## Set task
Restate the entries below verbatim.

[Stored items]

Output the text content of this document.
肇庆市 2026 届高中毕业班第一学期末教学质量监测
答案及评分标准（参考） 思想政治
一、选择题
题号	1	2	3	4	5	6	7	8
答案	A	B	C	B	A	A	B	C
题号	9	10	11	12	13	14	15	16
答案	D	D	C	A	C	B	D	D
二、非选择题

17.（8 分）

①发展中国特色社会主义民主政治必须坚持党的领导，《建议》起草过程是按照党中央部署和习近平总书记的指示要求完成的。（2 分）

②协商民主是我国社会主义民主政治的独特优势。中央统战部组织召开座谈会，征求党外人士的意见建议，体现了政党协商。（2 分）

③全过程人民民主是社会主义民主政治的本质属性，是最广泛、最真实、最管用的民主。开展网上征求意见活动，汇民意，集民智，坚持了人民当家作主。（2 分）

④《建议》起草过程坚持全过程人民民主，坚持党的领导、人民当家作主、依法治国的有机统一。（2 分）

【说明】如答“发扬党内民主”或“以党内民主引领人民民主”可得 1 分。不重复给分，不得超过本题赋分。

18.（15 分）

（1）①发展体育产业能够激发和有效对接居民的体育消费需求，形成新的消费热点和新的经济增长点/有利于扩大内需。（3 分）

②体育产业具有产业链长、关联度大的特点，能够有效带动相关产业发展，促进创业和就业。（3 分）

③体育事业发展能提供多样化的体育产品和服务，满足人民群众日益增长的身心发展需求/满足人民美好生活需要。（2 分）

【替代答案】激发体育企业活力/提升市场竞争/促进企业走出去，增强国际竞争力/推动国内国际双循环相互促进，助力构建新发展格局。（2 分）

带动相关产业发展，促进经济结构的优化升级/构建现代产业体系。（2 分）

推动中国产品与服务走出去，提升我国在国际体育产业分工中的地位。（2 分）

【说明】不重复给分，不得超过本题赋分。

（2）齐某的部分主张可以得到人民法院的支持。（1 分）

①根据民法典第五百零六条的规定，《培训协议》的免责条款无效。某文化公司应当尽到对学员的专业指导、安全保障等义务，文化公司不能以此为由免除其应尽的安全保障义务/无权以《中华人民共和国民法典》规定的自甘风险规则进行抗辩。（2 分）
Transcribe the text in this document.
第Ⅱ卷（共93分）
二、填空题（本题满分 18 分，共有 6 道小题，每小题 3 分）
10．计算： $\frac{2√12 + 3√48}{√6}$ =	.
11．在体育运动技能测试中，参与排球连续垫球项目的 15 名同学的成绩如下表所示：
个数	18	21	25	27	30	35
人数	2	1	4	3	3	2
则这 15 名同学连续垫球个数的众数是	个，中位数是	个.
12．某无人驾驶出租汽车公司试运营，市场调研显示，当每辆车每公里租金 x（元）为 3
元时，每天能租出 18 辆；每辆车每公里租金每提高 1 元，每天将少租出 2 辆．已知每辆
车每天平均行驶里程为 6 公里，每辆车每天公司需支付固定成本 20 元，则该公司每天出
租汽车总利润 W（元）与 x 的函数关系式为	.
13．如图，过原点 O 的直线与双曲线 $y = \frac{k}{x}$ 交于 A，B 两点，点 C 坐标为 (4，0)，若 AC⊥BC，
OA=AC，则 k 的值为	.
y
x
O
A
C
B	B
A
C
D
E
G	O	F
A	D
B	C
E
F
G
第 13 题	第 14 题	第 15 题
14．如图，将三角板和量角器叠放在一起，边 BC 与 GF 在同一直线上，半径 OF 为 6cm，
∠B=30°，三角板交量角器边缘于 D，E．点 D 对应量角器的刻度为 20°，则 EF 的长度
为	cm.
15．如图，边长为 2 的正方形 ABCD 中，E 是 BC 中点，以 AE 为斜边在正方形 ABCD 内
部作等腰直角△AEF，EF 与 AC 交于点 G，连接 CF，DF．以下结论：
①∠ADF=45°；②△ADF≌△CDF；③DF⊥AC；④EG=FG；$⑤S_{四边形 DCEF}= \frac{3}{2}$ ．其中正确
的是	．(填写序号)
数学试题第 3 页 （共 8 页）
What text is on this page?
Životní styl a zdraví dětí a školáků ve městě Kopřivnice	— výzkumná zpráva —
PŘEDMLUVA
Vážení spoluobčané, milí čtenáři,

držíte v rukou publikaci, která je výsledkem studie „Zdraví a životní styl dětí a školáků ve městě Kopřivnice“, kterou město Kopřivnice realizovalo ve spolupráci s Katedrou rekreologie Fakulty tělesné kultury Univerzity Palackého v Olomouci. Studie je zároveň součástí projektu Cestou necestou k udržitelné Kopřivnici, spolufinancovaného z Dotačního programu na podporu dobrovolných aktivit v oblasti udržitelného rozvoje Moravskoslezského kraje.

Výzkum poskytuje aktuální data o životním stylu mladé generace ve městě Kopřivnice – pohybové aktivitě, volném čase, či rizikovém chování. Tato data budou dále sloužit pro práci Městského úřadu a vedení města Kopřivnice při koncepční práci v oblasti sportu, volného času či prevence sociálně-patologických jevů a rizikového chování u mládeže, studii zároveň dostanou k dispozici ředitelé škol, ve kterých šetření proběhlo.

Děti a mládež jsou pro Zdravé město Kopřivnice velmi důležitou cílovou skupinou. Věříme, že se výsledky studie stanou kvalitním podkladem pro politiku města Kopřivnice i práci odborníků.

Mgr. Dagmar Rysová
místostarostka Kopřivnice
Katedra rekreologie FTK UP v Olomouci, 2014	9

## Exercise answer
Output the text content of this document.
肇庆市 2026 届高中毕业班第一学期末教学质量监测
答案及评分标准（参考） 思想政治
一、选择题
题号	1	2	3	4	5	6	7	8
答案	A	B	C	B	A	A	B	C
题号	9	10	11	12	13	14	15	16
答案	D	D	C	A	C	B	D	D
二、非选择题

17.（8 分）

①发展中国特色社会主义民主政治必须坚持党的领导，《建议》起草过程是按照党中央部署和习近平总书记的指示要求完成的。（2 分）

②协商民主是我国社会主义民主政治的独特优势。中央统战部组织召开座谈会，征求党外人士的意见建议，体现了政党协商。（2 分）

③全过程人民民主是社会主义民主政治的本质属性，是最广泛、最真实、最管用的民主。开展网上征求意见活动，汇民意，集民智，坚持了人民当家作主。（2 分）

④《建议》起草过程坚持全过程人民民主，坚持党的领导、人民当家作主、依法治国的有机统一。（2 分）

【说明】如答“发扬党内民主”或“以党内民主引领人民民主”可得 1 分。不重复给分，不得超过本题赋分。

18.（15 分）

（1）①发展体育产业能够激发和有效对接居民的体育消费需求，形成新的消费热点和新的经济增长点/有利于扩大内需。（3 分）

②体育产业具有产业链长、关联度大的特点，能够有效带动相关产业发展，促进创业和就业。（3 分）

③体育事业发展能提供多样化的体育产品和服务，满足人民群众日益增长的身心发展需求/满足人民美好生活需要。（2 分）

【替代答案】激发体育企业活力/提升市场竞争/促进企业走出去，增强国际竞争力/推动国内国际双循环相互促进，助力构建新发展格局。（2 分）

带动相关产业发展，促进经济结构的优化升级/构建现代产业体系。（2 分）

推动中国产品与服务走出去，提升我国在国际体育产业分工中的地位。（2 分）

【说明】不重复给分，不得超过本题赋分。

（2）齐某的部分主张可以得到人民法院的支持。（1 分）

①根据民法典第五百零六条的规定，《培训协议》的免责条款无效。某文化公司应当尽到对学员的专业指导、安全保障等义务，文化公司不能以此为由免除其应尽的安全保障义务/无权以《中华人民共和国民法典》规定的自甘风险规则进行抗辩。（2 分）
Transcribe the text in this document.
第Ⅱ卷（共93分）
二、填空题（本题满分 18 分，共有 6 道小题，每小题 3 分）
10．计算： $\frac{2√12 + 3√48}{√6}$ =	.
11．在体育运动技能测试中，参与排球连续垫球项目的 15 名同学的成绩如下表所示：
个数	18	21	25	27	30	35
人数	2	1	4	3	3	2
则这 15 名同学连续垫球个数的众数是	个，中位数是	个.
12．某无人驾驶出租汽车公司试运营，市场调研显示，当每辆车每公里租金 x（元）为 3
元时，每天能租出 18 辆；每辆车每公里租金每提高 1 元，每天将少租出 2 辆．已知每辆
车每天平均行驶里程为 6 公里，每辆车每天公司需支付固定成本 20 元，则该公司每天出
租汽车总利润 W（元）与 x 的函数关系式为	.
13．如图，过原点 O 的直线与双曲线 $y = \frac{k}{x}$ 交于 A，B 两点，点 C 坐标为 (4，0)，若 AC⊥BC，
OA=AC，则 k 的值为	.
y
x
O
A
C
B	B
A
C
D
E
G	O	F
A	D
B	C
E
F
G
第 13 题	第 14 题	第 15 题
14．如图，将三角板和量角器叠放在一起，边 BC 与 GF 在同一直线上，半径 OF 为 6cm，
∠B=30°，三角板交量角器边缘于 D，E．点 D 对应量角器的刻度为 20°，则 EF 的长度
为	cm.
15．如图，边长为 2 的正方形 ABCD 中，E 是 BC 中点，以 AE 为斜边在正方形 ABCD 内
部作等腰直角△AEF，EF 与 AC 交于点 G，连接 CF，DF．以下结论：
①∠ADF=45°；②△ADF≌△CDF；③DF⊥AC；④EG=FG；$⑤S_{四边形 DCEF}= \frac{3}{2}$ ．其中正确
的是	．(填写序号)
数学试题第 3 页 （共 8 页）
What text is on this page?
Životní styl a zdraví dětí a školáků ve městě Kopřivnice	— výzkumná zpráva —
PŘEDMLUVA
Vážení spoluobčané, milí čtenáři,

držíte v rukou publikaci, která je výsledkem studie „Zdraví a životní styl dětí a školáků ve městě Kopřivnice“, kterou město Kopřivnice realizovalo ve spolupráci s Katedrou rekreologie Fakulty tělesné kultury Univerzity Palackého v Olomouci. Studie je zároveň součástí projektu Cestou necestou k udržitelné Kopřivnici, spolufinancovaného z Dotačního programu na podporu dobrovolných aktivit v oblasti udržitelného rozvoje Moravskoslezského kraje.

Výzkum poskytuje aktuální data o životním stylu mladé generace ve městě Kopřivnice – pohybové aktivitě, volném čase, či rizikovém chování. Tato data budou dále sloužit pro práci Městského úřadu a vedení města Kopřivnice při koncepční práci v oblasti sportu, volného času či prevence sociálně-patologických jevů a rizikového chování u mládeže, studii zároveň dostanou k dispozici ředitelé škol, ve kterých šetření proběhlo.

Děti a mládež jsou pro Zdravé město Kopřivnice velmi důležitou cílovou skupinou. Věříme, že se výsledky studie stanou kvalitním podkladem pro politiku města Kopřivnice i práci odborníků.

Mgr. Dagmar Rysová
místostarostka Kopřivnice
Katedra rekreologie FTK UP v Olomouci, 2014	9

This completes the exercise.